= Data extracted from a collection =
>> Begin
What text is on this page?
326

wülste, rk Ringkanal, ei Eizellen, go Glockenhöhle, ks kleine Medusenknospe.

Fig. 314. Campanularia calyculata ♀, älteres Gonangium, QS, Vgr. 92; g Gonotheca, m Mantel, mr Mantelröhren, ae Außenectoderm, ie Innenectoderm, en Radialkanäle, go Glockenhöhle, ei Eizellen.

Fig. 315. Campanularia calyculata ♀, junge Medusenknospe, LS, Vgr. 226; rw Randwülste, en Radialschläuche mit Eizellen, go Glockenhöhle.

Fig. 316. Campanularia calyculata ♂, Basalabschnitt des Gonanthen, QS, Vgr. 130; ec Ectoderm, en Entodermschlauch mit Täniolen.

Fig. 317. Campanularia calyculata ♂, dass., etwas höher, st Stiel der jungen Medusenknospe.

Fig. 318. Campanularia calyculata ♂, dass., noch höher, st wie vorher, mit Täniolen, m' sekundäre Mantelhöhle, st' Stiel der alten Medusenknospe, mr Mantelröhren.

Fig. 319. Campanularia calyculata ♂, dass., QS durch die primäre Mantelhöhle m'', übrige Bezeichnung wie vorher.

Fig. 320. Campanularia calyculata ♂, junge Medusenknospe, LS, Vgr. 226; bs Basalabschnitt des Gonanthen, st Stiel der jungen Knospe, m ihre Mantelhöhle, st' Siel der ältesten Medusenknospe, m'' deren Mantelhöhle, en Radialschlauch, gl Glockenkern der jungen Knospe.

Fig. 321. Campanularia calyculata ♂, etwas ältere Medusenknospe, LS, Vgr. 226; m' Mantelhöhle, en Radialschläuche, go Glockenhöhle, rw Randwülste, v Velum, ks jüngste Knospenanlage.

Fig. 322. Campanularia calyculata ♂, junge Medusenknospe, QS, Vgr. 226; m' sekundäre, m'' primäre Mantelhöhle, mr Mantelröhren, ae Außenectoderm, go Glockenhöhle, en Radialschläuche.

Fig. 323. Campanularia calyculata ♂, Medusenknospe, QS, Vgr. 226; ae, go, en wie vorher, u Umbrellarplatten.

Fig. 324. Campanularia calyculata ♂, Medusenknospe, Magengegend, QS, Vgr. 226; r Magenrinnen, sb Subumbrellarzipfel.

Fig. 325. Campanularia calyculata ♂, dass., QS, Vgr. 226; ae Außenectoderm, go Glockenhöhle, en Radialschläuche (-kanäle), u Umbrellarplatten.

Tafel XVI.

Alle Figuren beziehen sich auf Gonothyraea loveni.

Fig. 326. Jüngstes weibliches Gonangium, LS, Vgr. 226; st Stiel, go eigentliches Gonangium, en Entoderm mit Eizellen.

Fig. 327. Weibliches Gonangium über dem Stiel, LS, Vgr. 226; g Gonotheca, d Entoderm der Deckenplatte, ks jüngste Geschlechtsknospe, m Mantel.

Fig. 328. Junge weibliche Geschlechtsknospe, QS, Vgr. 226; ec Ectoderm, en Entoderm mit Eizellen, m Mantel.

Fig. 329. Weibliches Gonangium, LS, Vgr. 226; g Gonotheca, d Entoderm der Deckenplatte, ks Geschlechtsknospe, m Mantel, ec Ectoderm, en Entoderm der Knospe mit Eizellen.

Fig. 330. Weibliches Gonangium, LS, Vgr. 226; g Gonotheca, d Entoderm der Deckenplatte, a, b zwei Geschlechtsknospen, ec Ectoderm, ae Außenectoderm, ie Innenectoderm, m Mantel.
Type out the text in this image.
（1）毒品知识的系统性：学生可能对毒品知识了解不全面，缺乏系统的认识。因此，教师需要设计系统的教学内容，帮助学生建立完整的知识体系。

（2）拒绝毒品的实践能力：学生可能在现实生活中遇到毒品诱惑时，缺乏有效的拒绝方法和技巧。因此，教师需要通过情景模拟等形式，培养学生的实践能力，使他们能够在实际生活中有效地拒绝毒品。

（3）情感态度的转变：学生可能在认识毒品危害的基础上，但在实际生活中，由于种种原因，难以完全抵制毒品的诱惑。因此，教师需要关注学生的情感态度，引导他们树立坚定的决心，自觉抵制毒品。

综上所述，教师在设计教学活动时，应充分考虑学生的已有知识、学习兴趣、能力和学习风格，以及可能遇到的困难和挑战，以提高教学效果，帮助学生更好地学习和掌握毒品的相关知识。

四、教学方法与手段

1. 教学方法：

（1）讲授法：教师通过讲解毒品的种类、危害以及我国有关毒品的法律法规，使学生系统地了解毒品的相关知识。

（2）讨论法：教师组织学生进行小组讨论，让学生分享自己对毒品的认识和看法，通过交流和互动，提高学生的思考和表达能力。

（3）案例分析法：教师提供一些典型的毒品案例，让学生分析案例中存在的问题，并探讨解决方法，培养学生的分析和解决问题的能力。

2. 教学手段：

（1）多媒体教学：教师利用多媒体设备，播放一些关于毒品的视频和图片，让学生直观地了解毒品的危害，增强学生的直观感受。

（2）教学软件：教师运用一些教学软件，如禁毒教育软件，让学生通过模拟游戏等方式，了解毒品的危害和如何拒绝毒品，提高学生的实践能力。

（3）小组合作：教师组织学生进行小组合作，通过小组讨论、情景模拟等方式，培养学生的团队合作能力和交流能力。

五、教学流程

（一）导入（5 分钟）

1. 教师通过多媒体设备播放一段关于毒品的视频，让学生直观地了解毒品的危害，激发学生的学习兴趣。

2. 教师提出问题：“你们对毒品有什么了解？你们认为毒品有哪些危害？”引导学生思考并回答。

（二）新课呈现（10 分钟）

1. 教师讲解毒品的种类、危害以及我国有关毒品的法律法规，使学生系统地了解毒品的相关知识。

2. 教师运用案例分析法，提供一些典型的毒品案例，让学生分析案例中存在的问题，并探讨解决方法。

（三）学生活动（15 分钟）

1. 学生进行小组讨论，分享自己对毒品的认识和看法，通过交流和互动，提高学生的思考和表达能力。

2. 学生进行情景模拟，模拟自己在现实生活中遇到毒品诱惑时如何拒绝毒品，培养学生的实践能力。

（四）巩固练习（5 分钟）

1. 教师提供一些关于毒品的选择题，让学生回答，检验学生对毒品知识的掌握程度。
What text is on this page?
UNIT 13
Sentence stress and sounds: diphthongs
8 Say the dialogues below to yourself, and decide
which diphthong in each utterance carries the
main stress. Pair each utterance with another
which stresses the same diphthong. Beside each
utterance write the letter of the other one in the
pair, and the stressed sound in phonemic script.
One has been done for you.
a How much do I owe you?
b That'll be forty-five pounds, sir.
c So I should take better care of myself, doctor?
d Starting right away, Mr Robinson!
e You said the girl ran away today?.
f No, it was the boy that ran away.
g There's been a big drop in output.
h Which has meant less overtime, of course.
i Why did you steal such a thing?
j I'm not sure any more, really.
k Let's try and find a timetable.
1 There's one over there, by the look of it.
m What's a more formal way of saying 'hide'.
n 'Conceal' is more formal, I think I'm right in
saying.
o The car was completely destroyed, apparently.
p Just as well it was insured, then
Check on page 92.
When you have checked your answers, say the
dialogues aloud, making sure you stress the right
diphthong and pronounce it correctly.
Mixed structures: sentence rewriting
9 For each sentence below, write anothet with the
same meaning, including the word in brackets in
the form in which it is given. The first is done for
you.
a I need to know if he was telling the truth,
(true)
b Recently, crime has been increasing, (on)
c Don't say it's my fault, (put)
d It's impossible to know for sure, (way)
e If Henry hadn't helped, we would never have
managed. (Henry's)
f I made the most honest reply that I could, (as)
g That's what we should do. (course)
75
>> End
= Task prompt =
Type out the material again exactly as presented.

= Written answer =
What text is on this page?
326

wülste, rk Ringkanal, ei Eizellen, go Glockenhöhle, ks kleine Medusenknospe.

Fig. 314. Campanularia calyculata ♀, älteres Gonangium, QS, Vgr. 92; g Gonotheca, m Mantel, mr Mantelröhren, ae Außenectoderm, ie Innenectoderm, en Radialkanäle, go Glockenhöhle, ei Eizellen.

Fig. 315. Campanularia calyculata ♀, junge Medusenknospe, LS, Vgr. 226; rw Randwülste, en Radialschläuche mit Eizellen, go Glockenhöhle.

Fig. 316. Campanularia calyculata ♂, Basalabschnitt des Gonanthen, QS, Vgr. 130; ec Ectoderm, en Entodermschlauch mit Täniolen.

Fig. 317. Campanularia calyculata ♂, dass., etwas höher, st Stiel der jungen Medusenknospe.

Fig. 318. Campanularia calyculata ♂, dass., noch höher, st wie vorher, mit Täniolen, m' sekundäre Mantelhöhle, st' Stiel der alten Medusenknospe, mr Mantelröhren.

Fig. 319. Campanularia calyculata ♂, dass., QS durch die primäre Mantelhöhle m'', übrige Bezeichnung wie vorher.

Fig. 320. Campanularia calyculata ♂, junge Medusenknospe, LS, Vgr. 226; bs Basalabschnitt des Gonanthen, st Stiel der jungen Knospe, m ihre Mantelhöhle, st' Siel der ältesten Medusenknospe, m'' deren Mantelhöhle, en Radialschlauch, gl Glockenkern der jungen Knospe.

Fig. 321. Campanularia calyculata ♂, etwas ältere Medusenknospe, LS, Vgr. 226; m' Mantelhöhle, en Radialschläuche, go Glockenhöhle, rw Randwülste, v Velum, ks jüngste Knospenanlage.

Fig. 322. Campanularia calyculata ♂, junge Medusenknospe, QS, Vgr. 226; m' sekundäre, m'' primäre Mantelhöhle, mr Mantelröhren, ae Außenectoderm, go Glockenhöhle, en Radialschläuche.

Fig. 323. Campanularia calyculata ♂, Medusenknospe, QS, Vgr. 226; ae, go, en wie vorher, u Umbrellarplatten.

Fig. 324. Campanularia calyculata ♂, Medusenknospe, Magengegend, QS, Vgr. 226; r Magenrinnen, sb Subumbrellarzipfel.

Fig. 325. Campanularia calyculata ♂, dass., QS, Vgr. 226; ae Außenectoderm, go Glockenhöhle, en Radialschläuche (-kanäle), u Umbrellarplatten.

Tafel XVI.

Alle Figuren beziehen sich auf Gonothyraea loveni.

Fig. 326. Jüngstes weibliches Gonangium, LS, Vgr. 226; st Stiel, go eigentliches Gonangium, en Entoderm mit Eizellen.

Fig. 327. Weibliches Gonangium über dem Stiel, LS, Vgr. 226; g Gonotheca, d Entoderm der Deckenplatte, ks jüngste Geschlechtsknospe, m Mantel.

Fig. 328. Junge weibliche Geschlechtsknospe, QS, Vgr. 226; ec Ectoderm, en Entoderm mit Eizellen, m Mantel.

Fig. 329. Weibliches Gonangium, LS, Vgr. 226; g Gonotheca, d Entoderm der Deckenplatte, ks Geschlechtsknospe, m Mantel, ec Ectoderm, en Entoderm der Knospe mit Eizellen.

Fig. 330. Weibliches Gonangium, LS, Vgr. 226; g Gonotheca, d Entoderm der Deckenplatte, a, b zwei Geschlechtsknospen, ec Ectoderm, ae Außenectoderm, ie Innenectoderm, m Mantel.
Type out the text in this image.
（1）毒品知识的系统性：学生可能对毒品知识了解不全面，缺乏系统的认识。因此，教师需要设计系统的教学内容，帮助学生建立完整的知识体系。

（2）拒绝毒品的实践能力：学生可能在现实生活中遇到毒品诱惑时，缺乏有效的拒绝方法和技巧。因此，教师需要通过情景模拟等形式，培养学生的实践能力，使他们能够在实际生活中有效地拒绝毒品。

（3）情感态度的转变：学生可能在认识毒品危害的基础上，但在实际生活中，由于种种原因，难以完全抵制毒品的诱惑。因此，教师需要关注学生的情感态度，引导他们树立坚定的决心，自觉抵制毒品。

综上所述，教师在设计教学活动时，应充分考虑学生的已有知识、学习兴趣、能力和学习风格，以及可能遇到的困难和挑战，以提高教学效果，帮助学生更好地学习和掌握毒品的相关知识。

四、教学方法与手段

1. 教学方法：

（1）讲授法：教师通过讲解毒品的种类、危害以及我国有关毒品的法律法规，使学生系统地了解毒品的相关知识。

（2）讨论法：教师组织学生进行小组讨论，让学生分享自己对毒品的认识和看法，通过交流和互动，提高学生的思考和表达能力。

（3）案例分析法：教师提供一些典型的毒品案例，让学生分析案例中存在的问题，并探讨解决方法，培养学生的分析和解决问题的能力。

2. 教学手段：

（1）多媒体教学：教师利用多媒体设备，播放一些关于毒品的视频和图片，让学生直观地了解毒品的危害，增强学生的直观感受。

（2）教学软件：教师运用一些教学软件，如禁毒教育软件，让学生通过模拟游戏等方式，了解毒品的危害和如何拒绝毒品，提高学生的实践能力。

（3）小组合作：教师组织学生进行小组合作，通过小组讨论、情景模拟等方式，培养学生的团队合作能力和交流能力。

五、教学流程

（一）导入（5 分钟）

1. 教师通过多媒体设备播放一段关于毒品的视频，让学生直观地了解毒品的危害，激发学生的学习兴趣。

2. 教师提出问题：“你们对毒品有什么了解？你们认为毒品有哪些危害？”引导学生思考并回答。

（二）新课呈现（10 分钟）

1. 教师讲解毒品的种类、危害以及我国有关毒品的法律法规，使学生系统地了解毒品的相关知识。

2. 教师运用案例分析法，提供一些典型的毒品案例，让学生分析案例中存在的问题，并探讨解决方法。

（三）学生活动（15 分钟）

1. 学生进行小组讨论，分享自己对毒品的认识和看法，通过交流和互动，提高学生的思考和表达能力。

2. 学生进行情景模拟，模拟自己在现实生活中遇到毒品诱惑时如何拒绝毒品，培养学生的实践能力。

（四）巩固练习（5 分钟）

1. 教师提供一些关于毒品的选择题，让学生回答，检验学生对毒品知识的掌握程度。
What text is on this page?
UNIT 13
Sentence stress and sounds: diphthongs
8 Say the dialogues below to yourself, and decide
which diphthong in each utterance carries the
main stress. Pair each utterance with another
which stresses the same diphthong. Beside each
utterance write the letter of the other one in the
pair, and the stressed sound in phonemic script.
One has been done for you.
a How much do I owe you?
b That'll be forty-five pounds, sir.
c So I should take better care of myself, doctor?
d Starting right away, Mr Robinson!
e You said the girl ran away today?.
f No, it was the boy that ran away.
g There's been a big drop in output.
h Which has meant less overtime, of course.
i Why did you steal such a thing?
j I'm not sure any more, really.
k Let's try and find a timetable.
1 There's one over there, by the look of it.
m What's a more formal way of saying 'hide'.
n 'Conceal' is more formal, I think I'm right in
saying.
o The car was completely destroyed, apparently.
p Just as well it was insured, then
Check on page 92.
When you have checked your answers, say the
dialogues aloud, making sure you stress the right
diphthong and pronounce it correctly.
Mixed structures: sentence rewriting
9 For each sentence below, write anothet with the
same meaning, including the word in brackets in
the form in which it is given. The first is done for
you.
a I need to know if he was telling the truth,
(true)
b Recently, crime has been increasing, (on)
c Don't say it's my fault, (put)
d It's impossible to know for sure, (way)
e If Henry hadn't helped, we would never have
managed. (Henry's)
f I made the most honest reply that I could, (as)
g That's what we should do. (course)
75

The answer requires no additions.